# INPUT DATA
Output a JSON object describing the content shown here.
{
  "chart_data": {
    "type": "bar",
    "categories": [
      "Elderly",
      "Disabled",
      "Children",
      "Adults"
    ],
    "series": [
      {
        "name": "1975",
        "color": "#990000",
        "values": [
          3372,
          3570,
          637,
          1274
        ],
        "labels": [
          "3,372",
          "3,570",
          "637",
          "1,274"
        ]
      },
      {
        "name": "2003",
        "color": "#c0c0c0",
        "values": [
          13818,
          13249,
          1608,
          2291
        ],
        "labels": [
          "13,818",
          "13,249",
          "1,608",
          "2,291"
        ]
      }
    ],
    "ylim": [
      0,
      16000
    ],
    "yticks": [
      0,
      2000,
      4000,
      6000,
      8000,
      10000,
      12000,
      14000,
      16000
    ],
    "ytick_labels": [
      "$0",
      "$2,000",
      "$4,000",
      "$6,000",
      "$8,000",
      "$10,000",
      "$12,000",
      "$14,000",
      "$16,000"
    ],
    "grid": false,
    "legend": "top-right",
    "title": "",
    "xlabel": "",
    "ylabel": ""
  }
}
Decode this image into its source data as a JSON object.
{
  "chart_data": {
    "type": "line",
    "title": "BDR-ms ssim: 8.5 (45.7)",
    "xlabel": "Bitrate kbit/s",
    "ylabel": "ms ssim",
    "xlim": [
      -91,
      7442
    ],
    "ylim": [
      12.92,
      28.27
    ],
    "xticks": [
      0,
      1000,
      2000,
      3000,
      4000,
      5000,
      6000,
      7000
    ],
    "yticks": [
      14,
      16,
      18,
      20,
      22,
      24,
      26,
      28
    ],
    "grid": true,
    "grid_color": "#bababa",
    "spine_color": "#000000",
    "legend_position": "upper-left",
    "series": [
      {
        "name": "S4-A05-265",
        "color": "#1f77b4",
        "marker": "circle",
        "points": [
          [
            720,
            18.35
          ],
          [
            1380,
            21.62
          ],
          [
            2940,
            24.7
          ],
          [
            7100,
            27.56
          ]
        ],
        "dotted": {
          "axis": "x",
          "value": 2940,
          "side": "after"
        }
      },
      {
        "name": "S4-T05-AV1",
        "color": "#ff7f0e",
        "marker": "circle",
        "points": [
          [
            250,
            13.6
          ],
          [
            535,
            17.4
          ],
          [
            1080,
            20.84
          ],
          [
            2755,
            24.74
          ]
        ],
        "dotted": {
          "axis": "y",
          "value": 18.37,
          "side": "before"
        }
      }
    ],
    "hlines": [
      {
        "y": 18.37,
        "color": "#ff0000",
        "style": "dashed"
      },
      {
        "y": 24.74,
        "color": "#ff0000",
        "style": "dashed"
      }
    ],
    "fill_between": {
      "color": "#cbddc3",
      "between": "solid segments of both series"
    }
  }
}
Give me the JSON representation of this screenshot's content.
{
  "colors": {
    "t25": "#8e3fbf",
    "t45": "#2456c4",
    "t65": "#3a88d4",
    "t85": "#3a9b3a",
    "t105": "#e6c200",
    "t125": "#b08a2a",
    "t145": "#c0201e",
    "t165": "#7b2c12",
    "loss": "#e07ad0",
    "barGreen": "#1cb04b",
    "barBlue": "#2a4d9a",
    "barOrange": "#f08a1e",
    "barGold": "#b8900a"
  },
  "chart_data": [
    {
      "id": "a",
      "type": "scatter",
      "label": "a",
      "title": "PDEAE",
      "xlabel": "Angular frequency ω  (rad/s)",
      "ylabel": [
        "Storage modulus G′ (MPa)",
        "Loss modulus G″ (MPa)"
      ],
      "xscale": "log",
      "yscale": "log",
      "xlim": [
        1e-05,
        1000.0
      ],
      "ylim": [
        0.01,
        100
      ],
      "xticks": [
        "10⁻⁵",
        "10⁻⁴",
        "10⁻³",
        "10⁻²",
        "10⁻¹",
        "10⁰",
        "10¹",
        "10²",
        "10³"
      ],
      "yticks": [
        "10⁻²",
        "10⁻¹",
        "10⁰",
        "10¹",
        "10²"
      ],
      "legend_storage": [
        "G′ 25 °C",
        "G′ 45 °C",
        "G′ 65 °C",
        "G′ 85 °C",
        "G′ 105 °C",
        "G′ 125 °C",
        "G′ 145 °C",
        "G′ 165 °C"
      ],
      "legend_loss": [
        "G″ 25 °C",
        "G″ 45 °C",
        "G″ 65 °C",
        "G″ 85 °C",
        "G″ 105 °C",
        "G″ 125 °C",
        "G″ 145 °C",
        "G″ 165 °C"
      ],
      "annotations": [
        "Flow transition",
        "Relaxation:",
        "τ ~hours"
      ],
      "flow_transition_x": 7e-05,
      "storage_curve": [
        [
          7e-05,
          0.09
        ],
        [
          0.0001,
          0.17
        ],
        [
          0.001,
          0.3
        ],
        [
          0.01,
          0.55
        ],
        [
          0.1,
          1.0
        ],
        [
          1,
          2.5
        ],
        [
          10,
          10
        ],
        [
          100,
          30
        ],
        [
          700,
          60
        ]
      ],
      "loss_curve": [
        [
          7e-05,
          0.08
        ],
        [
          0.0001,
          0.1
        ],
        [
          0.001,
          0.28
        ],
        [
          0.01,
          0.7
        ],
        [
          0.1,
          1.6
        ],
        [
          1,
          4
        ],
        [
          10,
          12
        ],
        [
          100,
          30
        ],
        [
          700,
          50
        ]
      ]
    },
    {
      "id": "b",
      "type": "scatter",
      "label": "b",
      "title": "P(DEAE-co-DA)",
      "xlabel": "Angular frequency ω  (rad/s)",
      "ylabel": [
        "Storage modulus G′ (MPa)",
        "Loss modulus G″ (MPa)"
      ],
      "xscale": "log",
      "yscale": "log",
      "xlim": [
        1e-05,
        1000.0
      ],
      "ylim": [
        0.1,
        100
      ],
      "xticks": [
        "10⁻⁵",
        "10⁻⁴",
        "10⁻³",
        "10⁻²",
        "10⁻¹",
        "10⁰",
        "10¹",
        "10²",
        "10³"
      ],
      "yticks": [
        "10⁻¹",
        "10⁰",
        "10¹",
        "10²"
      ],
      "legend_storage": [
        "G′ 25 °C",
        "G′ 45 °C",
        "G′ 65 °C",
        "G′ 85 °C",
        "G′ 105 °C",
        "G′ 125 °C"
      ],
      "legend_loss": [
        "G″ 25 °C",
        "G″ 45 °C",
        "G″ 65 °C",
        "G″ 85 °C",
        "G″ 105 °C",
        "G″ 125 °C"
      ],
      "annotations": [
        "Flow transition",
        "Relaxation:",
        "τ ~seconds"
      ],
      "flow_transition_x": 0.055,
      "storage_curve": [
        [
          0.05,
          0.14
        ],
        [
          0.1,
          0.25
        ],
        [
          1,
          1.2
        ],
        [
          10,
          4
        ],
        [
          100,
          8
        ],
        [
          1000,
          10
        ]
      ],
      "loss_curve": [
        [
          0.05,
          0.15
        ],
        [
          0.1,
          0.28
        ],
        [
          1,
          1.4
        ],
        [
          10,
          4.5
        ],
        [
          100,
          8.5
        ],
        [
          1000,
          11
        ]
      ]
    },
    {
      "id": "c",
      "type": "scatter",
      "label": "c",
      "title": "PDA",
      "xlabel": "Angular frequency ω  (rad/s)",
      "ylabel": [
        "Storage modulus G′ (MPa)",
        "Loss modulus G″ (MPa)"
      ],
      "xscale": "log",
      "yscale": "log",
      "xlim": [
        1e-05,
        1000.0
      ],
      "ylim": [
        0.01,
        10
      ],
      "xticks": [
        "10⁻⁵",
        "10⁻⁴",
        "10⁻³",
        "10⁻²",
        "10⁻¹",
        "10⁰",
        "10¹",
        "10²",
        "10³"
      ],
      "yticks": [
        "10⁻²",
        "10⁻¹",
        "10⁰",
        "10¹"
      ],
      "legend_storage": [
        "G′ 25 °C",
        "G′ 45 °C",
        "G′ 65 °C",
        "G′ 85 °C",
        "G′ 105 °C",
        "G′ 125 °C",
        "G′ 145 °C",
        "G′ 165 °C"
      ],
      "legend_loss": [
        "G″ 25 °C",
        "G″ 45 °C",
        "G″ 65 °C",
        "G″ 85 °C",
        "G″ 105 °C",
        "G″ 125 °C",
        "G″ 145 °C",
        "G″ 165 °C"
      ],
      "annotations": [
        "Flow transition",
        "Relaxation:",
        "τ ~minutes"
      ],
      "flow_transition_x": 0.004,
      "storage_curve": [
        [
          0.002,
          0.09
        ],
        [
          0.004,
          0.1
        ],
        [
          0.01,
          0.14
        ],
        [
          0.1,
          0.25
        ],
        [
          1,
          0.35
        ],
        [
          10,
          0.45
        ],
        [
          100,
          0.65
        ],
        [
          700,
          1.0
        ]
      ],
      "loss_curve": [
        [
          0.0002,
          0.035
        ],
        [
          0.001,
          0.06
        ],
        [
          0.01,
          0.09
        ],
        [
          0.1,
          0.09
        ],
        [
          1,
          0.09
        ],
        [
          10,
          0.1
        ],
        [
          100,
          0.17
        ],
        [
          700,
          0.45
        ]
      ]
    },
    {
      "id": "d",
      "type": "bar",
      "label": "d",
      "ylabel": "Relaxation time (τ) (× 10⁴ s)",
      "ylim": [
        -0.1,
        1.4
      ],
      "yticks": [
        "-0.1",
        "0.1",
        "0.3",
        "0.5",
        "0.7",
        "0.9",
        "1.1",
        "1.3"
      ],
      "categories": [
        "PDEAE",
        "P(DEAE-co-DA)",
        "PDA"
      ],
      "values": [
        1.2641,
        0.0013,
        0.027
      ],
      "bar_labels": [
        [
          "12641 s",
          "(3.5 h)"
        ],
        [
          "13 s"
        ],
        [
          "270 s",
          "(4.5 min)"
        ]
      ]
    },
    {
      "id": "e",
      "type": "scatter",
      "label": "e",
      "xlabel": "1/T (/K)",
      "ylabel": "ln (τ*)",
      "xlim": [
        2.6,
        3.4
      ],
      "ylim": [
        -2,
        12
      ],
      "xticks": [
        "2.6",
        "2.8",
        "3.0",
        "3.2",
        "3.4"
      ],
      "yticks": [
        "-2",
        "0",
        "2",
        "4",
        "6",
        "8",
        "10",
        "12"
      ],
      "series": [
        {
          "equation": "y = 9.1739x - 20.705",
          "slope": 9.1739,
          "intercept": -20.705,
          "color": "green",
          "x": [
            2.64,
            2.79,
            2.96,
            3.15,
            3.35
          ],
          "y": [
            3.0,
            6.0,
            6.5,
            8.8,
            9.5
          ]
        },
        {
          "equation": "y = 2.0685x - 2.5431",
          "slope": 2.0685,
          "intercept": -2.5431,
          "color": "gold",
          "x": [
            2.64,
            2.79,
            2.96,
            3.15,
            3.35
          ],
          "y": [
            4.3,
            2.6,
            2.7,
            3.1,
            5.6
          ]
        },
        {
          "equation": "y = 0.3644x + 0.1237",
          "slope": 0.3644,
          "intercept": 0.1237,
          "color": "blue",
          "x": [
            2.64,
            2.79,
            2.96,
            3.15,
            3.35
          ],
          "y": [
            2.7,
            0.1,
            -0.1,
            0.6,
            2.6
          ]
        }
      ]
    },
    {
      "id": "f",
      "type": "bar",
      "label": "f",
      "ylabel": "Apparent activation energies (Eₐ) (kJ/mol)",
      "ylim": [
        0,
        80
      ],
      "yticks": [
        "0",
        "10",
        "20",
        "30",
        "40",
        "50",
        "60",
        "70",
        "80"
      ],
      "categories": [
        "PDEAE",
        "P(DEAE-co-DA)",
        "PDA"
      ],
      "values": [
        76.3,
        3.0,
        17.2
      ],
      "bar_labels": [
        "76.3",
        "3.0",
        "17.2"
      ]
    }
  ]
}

# WRITTEN INSTRUCTION
Working from the entries above, return all lines that contain "this".

# OUTPUT OF THE EXERCISE
Decode this image into its source data as a JSON object.
Give me the JSON representation of this screenshot's content.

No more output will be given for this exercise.